• [PROBLEM REQUIREMENTS]: Pick out the lines below with "رسول" and list them.

[Saved data entries]
○ ○ ○
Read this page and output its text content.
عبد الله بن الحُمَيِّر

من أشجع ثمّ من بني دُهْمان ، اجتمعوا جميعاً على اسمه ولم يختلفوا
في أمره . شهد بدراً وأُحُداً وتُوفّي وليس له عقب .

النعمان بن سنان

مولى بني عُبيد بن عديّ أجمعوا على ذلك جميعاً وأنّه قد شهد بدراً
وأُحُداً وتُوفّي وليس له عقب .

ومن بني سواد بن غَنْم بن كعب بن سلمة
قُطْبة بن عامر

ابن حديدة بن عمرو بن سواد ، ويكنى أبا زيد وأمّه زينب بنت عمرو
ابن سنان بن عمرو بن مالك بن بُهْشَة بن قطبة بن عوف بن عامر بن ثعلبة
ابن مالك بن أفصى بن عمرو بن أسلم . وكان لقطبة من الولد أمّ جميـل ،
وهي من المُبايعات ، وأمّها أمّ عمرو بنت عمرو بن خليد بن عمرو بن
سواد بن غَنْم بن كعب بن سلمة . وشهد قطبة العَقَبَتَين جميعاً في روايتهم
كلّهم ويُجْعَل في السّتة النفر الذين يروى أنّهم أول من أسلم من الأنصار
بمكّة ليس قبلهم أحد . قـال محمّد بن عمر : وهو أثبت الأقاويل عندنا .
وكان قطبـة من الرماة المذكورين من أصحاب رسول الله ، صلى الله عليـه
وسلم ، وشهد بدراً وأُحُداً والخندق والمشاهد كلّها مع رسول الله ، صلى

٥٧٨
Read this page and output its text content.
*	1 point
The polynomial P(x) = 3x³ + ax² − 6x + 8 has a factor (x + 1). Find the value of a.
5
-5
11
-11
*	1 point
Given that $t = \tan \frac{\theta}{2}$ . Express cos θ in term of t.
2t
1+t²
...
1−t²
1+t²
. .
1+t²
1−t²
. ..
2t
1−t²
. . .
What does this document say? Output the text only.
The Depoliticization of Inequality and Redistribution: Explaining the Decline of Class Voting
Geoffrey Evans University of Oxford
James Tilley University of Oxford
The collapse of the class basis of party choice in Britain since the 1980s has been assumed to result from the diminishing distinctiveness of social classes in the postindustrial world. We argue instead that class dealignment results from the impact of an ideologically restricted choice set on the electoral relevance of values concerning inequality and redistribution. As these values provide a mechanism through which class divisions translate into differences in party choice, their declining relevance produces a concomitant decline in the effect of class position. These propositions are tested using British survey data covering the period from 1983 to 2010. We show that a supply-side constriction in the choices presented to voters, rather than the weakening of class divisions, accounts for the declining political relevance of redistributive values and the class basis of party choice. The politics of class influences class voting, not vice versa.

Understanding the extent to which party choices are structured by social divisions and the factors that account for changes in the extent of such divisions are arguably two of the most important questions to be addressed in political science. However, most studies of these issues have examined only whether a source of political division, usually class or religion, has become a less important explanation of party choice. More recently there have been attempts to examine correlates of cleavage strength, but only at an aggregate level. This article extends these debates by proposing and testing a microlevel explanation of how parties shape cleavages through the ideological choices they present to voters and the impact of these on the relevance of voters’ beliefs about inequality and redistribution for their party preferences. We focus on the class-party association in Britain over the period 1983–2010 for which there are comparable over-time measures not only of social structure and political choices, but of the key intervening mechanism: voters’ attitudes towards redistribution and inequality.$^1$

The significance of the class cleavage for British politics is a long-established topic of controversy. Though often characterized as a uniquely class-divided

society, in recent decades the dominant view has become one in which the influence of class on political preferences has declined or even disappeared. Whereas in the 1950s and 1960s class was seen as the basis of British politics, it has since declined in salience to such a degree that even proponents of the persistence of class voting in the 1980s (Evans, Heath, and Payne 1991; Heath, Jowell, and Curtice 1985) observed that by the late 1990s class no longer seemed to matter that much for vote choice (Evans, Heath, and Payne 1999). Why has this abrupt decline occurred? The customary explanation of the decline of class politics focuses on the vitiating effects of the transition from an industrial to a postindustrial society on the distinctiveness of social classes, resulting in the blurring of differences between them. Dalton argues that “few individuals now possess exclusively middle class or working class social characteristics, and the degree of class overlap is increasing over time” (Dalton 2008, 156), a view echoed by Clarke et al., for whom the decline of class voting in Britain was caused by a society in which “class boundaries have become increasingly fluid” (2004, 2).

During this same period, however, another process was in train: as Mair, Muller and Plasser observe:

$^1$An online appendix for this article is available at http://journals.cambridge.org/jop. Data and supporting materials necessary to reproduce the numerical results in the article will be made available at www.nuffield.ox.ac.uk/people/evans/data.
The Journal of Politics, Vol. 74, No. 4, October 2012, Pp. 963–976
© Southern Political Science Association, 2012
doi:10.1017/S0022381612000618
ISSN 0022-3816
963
○ ○ ○
• [SOLUTION]:
وكان قطبـة من الرماة المذكورين من أصحاب رسول الله ، صلى الله عليـه
وسلم ، وشهد بدراً وأُحُداً والخندق والمشاهد كلّها مع رسول الله ، صلى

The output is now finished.